## CHALLENGE
Where does the string "this" appear in the records? Copy every line that contains it.

## DATASET CONTENT
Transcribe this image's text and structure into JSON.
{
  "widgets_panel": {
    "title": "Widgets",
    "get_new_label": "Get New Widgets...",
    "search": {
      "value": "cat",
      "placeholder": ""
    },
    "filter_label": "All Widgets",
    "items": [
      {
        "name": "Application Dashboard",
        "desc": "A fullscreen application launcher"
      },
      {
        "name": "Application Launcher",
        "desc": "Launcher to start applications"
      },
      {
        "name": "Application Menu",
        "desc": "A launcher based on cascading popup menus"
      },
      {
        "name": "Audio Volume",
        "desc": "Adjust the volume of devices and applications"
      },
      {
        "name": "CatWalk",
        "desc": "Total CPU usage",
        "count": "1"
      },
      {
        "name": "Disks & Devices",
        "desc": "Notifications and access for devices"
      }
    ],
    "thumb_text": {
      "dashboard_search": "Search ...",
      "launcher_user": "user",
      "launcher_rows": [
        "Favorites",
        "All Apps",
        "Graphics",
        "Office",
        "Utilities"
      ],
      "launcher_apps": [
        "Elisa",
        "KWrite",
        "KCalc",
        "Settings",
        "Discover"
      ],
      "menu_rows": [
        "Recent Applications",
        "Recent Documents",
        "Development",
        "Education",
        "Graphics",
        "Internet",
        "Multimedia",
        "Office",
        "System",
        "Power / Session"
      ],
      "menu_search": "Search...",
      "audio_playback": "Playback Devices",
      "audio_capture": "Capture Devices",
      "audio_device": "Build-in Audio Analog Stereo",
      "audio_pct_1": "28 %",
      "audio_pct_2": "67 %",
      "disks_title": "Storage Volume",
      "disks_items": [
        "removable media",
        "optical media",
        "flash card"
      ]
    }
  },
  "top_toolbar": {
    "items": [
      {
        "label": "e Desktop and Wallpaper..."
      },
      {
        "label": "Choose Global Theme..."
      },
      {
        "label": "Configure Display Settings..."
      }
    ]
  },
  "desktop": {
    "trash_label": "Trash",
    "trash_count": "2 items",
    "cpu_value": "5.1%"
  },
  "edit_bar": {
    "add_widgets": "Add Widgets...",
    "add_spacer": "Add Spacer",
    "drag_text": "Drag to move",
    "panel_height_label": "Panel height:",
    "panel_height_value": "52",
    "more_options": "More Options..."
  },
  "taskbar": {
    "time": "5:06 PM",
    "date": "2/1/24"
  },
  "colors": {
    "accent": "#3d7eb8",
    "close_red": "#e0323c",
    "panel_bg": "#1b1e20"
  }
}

* * *

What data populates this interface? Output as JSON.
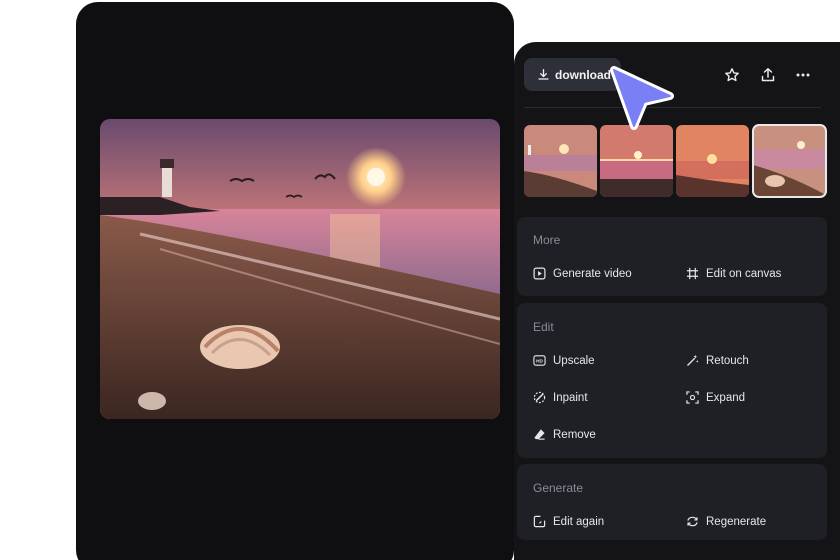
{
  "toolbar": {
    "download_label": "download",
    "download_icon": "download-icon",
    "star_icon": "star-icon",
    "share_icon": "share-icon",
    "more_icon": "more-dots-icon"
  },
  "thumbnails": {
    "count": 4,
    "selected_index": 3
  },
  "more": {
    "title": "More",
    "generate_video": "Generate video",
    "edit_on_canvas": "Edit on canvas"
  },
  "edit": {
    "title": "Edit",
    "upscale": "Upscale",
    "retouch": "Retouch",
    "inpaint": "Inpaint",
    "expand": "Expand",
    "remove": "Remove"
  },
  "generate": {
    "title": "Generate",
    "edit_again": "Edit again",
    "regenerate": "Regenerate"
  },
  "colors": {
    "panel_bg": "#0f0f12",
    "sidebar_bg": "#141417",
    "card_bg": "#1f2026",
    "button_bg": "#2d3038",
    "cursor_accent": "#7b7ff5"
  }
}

## EXERCISE OUTPUT
Transcribe this image's text and structure into JSON.
What data populates this interface? Output as JSON.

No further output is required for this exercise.